## Written problem
Which lines hold the word "category"? Copy each of them from the material.

## Figure dataset records
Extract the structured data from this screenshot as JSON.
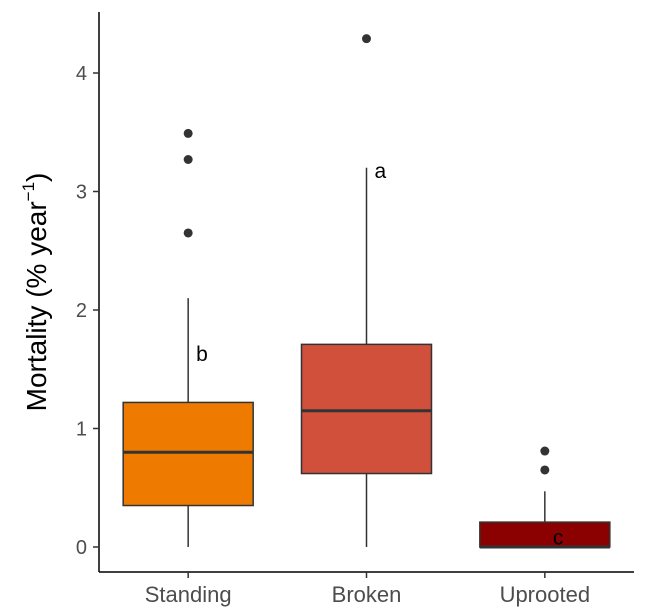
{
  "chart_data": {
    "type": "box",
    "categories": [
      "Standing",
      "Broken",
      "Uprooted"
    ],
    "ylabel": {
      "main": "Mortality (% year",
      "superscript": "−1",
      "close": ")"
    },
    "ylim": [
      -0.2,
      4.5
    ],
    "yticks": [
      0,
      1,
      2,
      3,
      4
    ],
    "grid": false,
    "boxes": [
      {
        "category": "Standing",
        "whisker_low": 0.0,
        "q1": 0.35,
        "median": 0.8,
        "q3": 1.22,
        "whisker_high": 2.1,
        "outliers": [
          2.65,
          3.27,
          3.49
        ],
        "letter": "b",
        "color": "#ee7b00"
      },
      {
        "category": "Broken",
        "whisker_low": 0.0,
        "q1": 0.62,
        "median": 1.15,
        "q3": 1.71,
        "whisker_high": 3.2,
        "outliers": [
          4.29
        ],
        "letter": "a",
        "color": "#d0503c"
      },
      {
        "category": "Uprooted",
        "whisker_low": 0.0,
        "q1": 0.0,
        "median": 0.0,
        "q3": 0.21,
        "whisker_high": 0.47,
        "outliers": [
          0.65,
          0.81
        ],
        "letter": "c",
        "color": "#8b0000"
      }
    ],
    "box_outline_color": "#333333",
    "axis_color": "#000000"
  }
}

...

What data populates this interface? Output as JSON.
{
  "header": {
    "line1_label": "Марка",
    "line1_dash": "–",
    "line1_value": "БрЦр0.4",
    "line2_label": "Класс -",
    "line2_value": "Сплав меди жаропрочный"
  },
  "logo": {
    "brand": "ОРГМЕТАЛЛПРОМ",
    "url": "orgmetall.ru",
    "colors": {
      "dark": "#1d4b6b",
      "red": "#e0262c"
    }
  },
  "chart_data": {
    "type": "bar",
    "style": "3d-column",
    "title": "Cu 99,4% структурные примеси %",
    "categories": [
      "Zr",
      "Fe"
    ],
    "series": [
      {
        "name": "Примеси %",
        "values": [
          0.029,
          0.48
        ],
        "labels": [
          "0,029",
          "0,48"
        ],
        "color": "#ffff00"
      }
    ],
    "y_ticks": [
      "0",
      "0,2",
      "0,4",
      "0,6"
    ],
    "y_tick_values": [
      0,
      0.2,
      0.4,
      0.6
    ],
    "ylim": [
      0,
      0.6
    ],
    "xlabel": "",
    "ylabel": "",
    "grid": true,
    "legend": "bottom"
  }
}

--

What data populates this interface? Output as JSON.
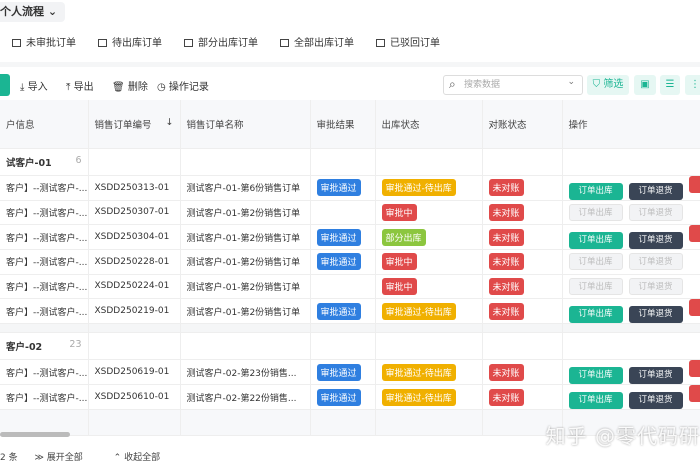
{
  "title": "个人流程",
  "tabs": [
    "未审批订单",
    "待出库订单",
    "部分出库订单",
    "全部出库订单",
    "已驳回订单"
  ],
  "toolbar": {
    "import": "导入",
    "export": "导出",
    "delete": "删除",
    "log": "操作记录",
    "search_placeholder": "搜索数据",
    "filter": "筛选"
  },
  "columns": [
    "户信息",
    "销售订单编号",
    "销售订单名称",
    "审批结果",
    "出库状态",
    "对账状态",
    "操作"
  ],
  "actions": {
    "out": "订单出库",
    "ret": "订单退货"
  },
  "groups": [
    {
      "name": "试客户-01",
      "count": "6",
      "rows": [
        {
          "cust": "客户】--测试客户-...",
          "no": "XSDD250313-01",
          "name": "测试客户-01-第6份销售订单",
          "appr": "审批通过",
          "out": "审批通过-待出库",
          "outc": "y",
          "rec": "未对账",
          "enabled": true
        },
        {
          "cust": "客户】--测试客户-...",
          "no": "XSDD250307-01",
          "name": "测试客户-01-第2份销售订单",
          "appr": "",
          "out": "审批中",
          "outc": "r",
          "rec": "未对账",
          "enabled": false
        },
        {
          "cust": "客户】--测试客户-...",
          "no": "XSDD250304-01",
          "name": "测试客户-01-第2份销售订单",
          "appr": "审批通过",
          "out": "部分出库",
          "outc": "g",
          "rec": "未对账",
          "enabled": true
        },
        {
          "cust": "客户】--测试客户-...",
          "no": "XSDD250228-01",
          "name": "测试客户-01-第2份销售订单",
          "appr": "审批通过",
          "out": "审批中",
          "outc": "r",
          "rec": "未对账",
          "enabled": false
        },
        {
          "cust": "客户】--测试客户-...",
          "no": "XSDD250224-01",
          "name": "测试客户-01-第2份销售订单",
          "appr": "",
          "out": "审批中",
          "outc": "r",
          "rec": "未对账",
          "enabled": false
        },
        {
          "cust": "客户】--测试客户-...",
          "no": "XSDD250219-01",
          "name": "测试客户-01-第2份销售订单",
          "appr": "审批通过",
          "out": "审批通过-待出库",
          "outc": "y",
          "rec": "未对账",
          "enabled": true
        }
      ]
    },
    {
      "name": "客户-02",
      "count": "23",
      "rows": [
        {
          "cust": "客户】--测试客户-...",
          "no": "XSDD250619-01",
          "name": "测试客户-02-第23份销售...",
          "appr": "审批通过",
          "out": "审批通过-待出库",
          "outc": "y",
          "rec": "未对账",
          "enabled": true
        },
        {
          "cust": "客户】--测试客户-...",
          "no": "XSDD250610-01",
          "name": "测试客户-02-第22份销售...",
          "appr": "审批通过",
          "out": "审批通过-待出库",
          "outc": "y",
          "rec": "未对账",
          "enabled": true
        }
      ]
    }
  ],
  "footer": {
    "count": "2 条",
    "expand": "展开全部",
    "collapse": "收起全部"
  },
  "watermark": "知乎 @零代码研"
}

## Full solution
        "category": "Standing",
        "category": "Broken",
        "category": "Uprooted",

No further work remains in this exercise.